• [DATASET ENTRIES]
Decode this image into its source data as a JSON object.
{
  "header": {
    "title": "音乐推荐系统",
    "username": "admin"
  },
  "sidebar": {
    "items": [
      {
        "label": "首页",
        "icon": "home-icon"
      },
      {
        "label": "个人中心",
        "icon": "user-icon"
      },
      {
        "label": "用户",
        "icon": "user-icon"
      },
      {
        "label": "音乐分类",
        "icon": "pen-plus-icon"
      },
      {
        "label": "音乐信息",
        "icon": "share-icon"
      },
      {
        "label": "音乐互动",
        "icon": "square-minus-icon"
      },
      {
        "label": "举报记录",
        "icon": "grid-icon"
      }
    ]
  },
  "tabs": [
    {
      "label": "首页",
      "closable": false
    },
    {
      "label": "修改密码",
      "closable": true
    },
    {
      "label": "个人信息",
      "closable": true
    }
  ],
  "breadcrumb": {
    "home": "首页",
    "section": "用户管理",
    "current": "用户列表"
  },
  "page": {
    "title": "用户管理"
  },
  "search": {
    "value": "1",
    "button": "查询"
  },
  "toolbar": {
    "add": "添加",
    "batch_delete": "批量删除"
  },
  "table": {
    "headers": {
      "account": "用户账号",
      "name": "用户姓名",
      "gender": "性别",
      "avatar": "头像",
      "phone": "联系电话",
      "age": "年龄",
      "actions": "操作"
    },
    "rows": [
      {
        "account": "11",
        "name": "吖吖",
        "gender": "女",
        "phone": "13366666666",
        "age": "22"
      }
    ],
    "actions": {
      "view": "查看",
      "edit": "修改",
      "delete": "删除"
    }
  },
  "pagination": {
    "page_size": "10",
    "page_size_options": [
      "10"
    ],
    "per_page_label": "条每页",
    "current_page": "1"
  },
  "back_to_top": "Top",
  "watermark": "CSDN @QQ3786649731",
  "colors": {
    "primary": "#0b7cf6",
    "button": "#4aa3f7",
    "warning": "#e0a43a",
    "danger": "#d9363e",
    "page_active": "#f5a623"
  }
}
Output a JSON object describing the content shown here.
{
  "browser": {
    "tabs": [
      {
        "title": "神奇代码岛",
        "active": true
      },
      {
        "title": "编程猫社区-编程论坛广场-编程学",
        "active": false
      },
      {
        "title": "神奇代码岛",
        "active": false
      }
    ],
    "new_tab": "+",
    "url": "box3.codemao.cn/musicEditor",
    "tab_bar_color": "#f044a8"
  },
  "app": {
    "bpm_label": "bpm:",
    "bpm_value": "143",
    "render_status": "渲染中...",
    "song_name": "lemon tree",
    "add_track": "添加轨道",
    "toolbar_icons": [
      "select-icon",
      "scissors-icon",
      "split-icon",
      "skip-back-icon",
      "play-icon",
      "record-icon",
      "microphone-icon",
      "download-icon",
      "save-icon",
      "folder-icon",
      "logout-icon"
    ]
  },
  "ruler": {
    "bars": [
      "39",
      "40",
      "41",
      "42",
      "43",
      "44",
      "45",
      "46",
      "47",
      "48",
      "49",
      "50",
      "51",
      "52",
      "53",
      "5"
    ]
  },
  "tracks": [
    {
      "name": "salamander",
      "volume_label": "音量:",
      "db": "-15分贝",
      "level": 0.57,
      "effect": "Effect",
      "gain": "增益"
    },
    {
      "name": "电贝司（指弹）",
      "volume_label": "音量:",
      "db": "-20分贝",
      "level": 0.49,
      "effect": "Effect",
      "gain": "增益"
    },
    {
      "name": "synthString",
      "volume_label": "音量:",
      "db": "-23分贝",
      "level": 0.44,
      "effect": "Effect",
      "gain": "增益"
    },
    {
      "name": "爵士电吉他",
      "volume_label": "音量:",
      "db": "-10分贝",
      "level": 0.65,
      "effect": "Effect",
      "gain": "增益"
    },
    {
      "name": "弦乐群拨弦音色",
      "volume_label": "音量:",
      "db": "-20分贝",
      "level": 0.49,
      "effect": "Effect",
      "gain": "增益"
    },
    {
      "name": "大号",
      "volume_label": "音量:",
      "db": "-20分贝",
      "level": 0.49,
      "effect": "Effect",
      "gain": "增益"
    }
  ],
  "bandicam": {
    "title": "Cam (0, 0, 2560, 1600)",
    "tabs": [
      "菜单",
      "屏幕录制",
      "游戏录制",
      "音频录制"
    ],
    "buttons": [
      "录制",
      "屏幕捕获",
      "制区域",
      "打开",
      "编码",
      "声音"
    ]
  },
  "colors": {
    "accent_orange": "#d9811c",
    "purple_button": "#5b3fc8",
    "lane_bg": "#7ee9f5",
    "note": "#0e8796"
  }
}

• [REQUIRED WORK] Your task is to print all of the records exactly.

• [RESULT OF THE EXERCISE]
Decode this image into its source data as a JSON object.
{
  "header": {
    "title": "音乐推荐系统",
    "username": "admin"
  },
  "sidebar": {
    "items": [
      {
        "label": "首页",
        "icon": "home-icon"
      },
      {
        "label": "个人中心",
        "icon": "user-icon"
      },
      {
        "label": "用户",
        "icon": "user-icon"
      },
      {
        "label": "音乐分类",
        "icon": "pen-plus-icon"
      },
      {
        "label": "音乐信息",
        "icon": "share-icon"
      },
      {
        "label": "音乐互动",
        "icon": "square-minus-icon"
      },
      {
        "label": "举报记录",
        "icon": "grid-icon"
      }
    ]
  },
  "tabs": [
    {
      "label": "首页",
      "closable": false
    },
    {
      "label": "修改密码",
      "closable": true
    },
    {
      "label": "个人信息",
      "closable": true
    }
  ],
  "breadcrumb": {
    "home": "首页",
    "section": "用户管理",
    "current": "用户列表"
  },
  "page": {
    "title": "用户管理"
  },
  "search": {
    "value": "1",
    "button": "查询"
  },
  "toolbar": {
    "add": "添加",
    "batch_delete": "批量删除"
  },
  "table": {
    "headers": {
      "account": "用户账号",
      "name": "用户姓名",
      "gender": "性别",
      "avatar": "头像",
      "phone": "联系电话",
      "age": "年龄",
      "actions": "操作"
    },
    "rows": [
      {
        "account": "11",
        "name": "吖吖",
        "gender": "女",
        "phone": "13366666666",
        "age": "22"
      }
    ],
    "actions": {
      "view": "查看",
      "edit": "修改",
      "delete": "删除"
    }
  },
  "pagination": {
    "page_size": "10",
    "page_size_options": [
      "10"
    ],
    "per_page_label": "条每页",
    "current_page": "1"
  },
  "back_to_top": "Top",
  "watermark": "CSDN @QQ3786649731",
  "colors": {
    "primary": "#0b7cf6",
    "button": "#4aa3f7",
    "warning": "#e0a43a",
    "danger": "#d9363e",
    "page_active": "#f5a623"
  }
}
Output a JSON object describing the content shown here.
{
  "browser": {
    "tabs": [
      {
        "title": "神奇代码岛",
        "active": true
      },
      {
        "title": "编程猫社区-编程论坛广场-编程学",
        "active": false
      },
      {
        "title": "神奇代码岛",
        "active": false
      }
    ],
    "new_tab": "+",
    "url": "box3.codemao.cn/musicEditor",
    "tab_bar_color": "#f044a8"
  },
  "app": {
    "bpm_label": "bpm:",
    "bpm_value": "143",
    "render_status": "渲染中...",
    "song_name": "lemon tree",
    "add_track": "添加轨道",
    "toolbar_icons": [
      "select-icon",
      "scissors-icon",
      "split-icon",
      "skip-back-icon",
      "play-icon",
      "record-icon",
      "microphone-icon",
      "download-icon",
      "save-icon",
      "folder-icon",
      "logout-icon"
    ]
  },
  "ruler": {
    "bars": [
      "39",
      "40",
      "41",
      "42",
      "43",
      "44",
      "45",
      "46",
      "47",
      "48",
      "49",
      "50",
      "51",
      "52",
      "53",
      "5"
    ]
  },
  "tracks": [
    {
      "name": "salamander",
      "volume_label": "音量:",
      "db": "-15分贝",
      "level": 0.57,
      "effect": "Effect",
      "gain": "增益"
    },
    {
      "name": "电贝司（指弹）",
      "volume_label": "音量:",
      "db": "-20分贝",
      "level": 0.49,
      "effect": "Effect",
      "gain": "增益"
    },
    {
      "name": "synthString",
      "volume_label": "音量:",
      "db": "-23分贝",
      "level": 0.44,
      "effect": "Effect",
      "gain": "增益"
    },
    {
      "name": "爵士电吉他",
      "volume_label": "音量:",
      "db": "-10分贝",
      "level": 0.65,
      "effect": "Effect",
      "gain": "增益"
    },
    {
      "name": "弦乐群拨弦音色",
      "volume_label": "音量:",
      "db": "-20分贝",
      "level": 0.49,
      "effect": "Effect",
      "gain": "增益"
    },
    {
      "name": "大号",
      "volume_label": "音量:",
      "db": "-20分贝",
      "level": 0.49,
      "effect": "Effect",
      "gain": "增益"
    }
  ],
  "bandicam": {
    "title": "Cam (0, 0, 2560, 1600)",
    "tabs": [
      "菜单",
      "屏幕录制",
      "游戏录制",
      "音频录制"
    ],
    "buttons": [
      "录制",
      "屏幕捕获",
      "制区域",
      "打开",
      "编码",
      "声音"
    ]
  },
  "colors": {
    "accent_orange": "#d9811c",
    "purple_button": "#5b3fc8",
    "lane_bg": "#7ee9f5",
    "note": "#0e8796"
  }
}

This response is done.